**ACTIVITY:** In the Hell Creek raptor passage, copy everything from "Dakotaraptor steini appears" down to "adult Dakotaraptor tooth.", changing "sample" to "collection".

**PASSAGE:**
════════
This large Dromaeosaur was the dominant raptor of the upper Cretaceous period in North America. This theropod was rather small at 7 feet or so in length, but made up for its size with a large mouth full of serrated teeth. Like the other raptors they possessed a large "sickle" claw on each foot. It probably hunted in packs and may have been feathered. Fossil remains include well preserved teeth, bones, and claws, and are highly valued by collectors. These top quality specimens were all legally collected from private lands in the northwestern US. Late Cretaceous, Hell Creek Fm. (or equivalent), 66 MYA. Note - the large Hell Creek (Lance Creek) Dromaeosaur species has not been named to date.
Note - Hell Creek Formation named raptor dinosaurs. There are only two named raptor dinosaurs in the Hell Creek / Lance Creek Formations - Acheroraptor temertyorum (2013) with a distinct ribbed appearance of the enamel running the full length of the crown. Dakotaraptor steini (2015) was a large raptor possessing teeth with consistent characteristics with the typical big Hell Creek raptor teeth. The large Hell Creek raptor teeth may or may not all be Dakotaraptor teeth. Both are Dromaeosaurid raptor dinosaurs. There is a possibility for additional Dromaeosaur raptors to be named since many teeth do not fit the characteristics of the two named Dromaeosaurid raptor dinosaurs.
Dakotaraptor steini appears to be a very scarce raptor based upon my large group of smaller eastern Montana Hell Creek Fm. theropod teeth. I found only find a few of them in my sample. As reported in the Fossil Forum, I focussed on the following characteristics for an adult Dakotaraptor tooth.
1) Smooth Crown - These teeth do not have the vertical ridges found in Acheroraptor and are larger and beefier
2) Serration Density - The serrations on the mesial (outer) edge are greater than the distal ( inside ) carina (measured midline). I take these as the minimum amount of serrations required. Much more serrations than a small Nanotyrannus tooth.
Mestai: 5-6 serration/mm
Distal: 4-5 serrations/mm
3) Carina Shape/Location
Distal: Extends to the base of crown
Mesial: Often does not reach the base and is straight. Typically ends 1/3 from the base.
════════
Page segmentation data:
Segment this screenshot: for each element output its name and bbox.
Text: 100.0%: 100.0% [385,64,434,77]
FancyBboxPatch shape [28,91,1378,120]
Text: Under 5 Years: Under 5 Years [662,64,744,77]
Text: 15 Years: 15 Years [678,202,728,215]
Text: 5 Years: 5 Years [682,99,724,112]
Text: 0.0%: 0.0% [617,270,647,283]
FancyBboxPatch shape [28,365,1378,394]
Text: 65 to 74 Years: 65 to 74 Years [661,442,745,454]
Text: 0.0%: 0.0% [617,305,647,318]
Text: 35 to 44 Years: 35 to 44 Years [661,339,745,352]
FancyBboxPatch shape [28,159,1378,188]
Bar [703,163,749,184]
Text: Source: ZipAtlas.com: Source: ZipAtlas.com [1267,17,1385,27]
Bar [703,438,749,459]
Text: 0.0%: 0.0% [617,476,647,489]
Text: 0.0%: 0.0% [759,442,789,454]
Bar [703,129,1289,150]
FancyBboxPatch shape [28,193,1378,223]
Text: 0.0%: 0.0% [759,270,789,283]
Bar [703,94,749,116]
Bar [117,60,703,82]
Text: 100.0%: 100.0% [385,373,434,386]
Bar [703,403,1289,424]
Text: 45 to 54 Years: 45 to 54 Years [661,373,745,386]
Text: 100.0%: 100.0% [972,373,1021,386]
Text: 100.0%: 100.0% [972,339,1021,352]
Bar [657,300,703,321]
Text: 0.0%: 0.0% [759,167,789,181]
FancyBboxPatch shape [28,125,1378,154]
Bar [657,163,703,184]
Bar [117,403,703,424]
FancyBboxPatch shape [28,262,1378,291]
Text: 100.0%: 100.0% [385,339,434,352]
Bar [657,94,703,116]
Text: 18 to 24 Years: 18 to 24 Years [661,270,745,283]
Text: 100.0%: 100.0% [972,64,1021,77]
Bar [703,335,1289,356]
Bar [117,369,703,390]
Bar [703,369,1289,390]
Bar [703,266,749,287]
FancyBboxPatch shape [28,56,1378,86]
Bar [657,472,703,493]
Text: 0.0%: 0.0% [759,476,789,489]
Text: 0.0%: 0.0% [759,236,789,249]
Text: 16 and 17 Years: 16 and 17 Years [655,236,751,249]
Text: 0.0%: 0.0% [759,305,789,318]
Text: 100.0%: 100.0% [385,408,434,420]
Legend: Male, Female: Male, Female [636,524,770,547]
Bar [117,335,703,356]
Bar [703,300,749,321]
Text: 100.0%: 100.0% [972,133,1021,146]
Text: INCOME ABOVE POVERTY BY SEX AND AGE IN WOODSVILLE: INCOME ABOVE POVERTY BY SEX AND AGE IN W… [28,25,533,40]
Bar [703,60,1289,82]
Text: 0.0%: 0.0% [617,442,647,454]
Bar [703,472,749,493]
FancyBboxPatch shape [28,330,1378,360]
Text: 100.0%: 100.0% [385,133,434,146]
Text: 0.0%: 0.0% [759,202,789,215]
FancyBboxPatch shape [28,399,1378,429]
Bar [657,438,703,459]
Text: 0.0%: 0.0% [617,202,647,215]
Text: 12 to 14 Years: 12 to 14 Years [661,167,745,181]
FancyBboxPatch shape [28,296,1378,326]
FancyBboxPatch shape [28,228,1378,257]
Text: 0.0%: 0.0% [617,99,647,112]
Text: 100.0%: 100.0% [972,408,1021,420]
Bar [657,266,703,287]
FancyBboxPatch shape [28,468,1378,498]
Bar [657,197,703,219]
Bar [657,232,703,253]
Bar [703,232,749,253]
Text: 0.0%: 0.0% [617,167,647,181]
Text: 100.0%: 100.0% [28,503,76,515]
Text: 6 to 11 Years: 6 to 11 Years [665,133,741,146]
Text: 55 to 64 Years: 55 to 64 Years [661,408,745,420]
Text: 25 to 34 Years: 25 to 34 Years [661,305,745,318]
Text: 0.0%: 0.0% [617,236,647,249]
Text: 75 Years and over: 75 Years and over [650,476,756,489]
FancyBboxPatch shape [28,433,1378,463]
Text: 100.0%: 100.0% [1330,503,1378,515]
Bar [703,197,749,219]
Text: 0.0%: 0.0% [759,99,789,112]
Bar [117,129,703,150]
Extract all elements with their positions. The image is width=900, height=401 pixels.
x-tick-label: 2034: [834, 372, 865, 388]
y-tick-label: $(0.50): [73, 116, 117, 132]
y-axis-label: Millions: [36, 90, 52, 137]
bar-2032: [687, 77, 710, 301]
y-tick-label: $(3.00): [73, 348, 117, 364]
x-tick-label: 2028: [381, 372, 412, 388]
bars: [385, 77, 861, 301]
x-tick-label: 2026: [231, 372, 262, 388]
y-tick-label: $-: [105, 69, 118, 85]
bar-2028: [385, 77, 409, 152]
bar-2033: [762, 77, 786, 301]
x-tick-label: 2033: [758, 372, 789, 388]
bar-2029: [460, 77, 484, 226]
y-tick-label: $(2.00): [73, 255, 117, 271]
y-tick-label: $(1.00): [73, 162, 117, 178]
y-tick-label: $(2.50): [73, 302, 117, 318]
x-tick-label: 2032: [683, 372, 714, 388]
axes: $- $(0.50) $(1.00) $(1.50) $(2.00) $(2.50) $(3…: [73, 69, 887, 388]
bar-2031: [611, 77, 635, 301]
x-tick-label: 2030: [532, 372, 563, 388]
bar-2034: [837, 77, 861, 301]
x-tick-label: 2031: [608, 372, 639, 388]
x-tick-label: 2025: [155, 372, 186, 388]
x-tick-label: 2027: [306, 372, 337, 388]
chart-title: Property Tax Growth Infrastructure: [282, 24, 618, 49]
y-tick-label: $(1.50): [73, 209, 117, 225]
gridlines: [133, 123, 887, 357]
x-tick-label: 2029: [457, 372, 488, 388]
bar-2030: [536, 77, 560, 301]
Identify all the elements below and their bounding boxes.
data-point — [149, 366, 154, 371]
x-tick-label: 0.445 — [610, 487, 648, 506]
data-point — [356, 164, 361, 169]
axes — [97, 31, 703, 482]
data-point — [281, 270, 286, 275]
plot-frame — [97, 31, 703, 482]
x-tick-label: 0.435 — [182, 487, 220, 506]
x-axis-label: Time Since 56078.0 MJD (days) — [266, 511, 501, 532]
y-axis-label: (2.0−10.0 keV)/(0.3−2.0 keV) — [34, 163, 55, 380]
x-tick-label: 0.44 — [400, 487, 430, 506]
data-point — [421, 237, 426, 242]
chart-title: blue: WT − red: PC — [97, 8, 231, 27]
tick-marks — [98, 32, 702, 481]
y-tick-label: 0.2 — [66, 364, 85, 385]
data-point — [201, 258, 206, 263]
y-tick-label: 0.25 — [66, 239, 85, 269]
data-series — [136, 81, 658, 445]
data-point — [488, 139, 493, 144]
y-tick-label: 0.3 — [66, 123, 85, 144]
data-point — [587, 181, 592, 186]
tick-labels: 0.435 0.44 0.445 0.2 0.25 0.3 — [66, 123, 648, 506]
════════
**RESULT FOR THIS TASK:**
Dakotaraptor steini appears to be a very scarce raptor based upon my large group of smaller eastern Montana Hell Creek Fm. theropod teeth. I found only find a few of them in my collection. As reported in the Fossil Forum, I focussed on the following characteristics for an adult Dakotaraptor tooth.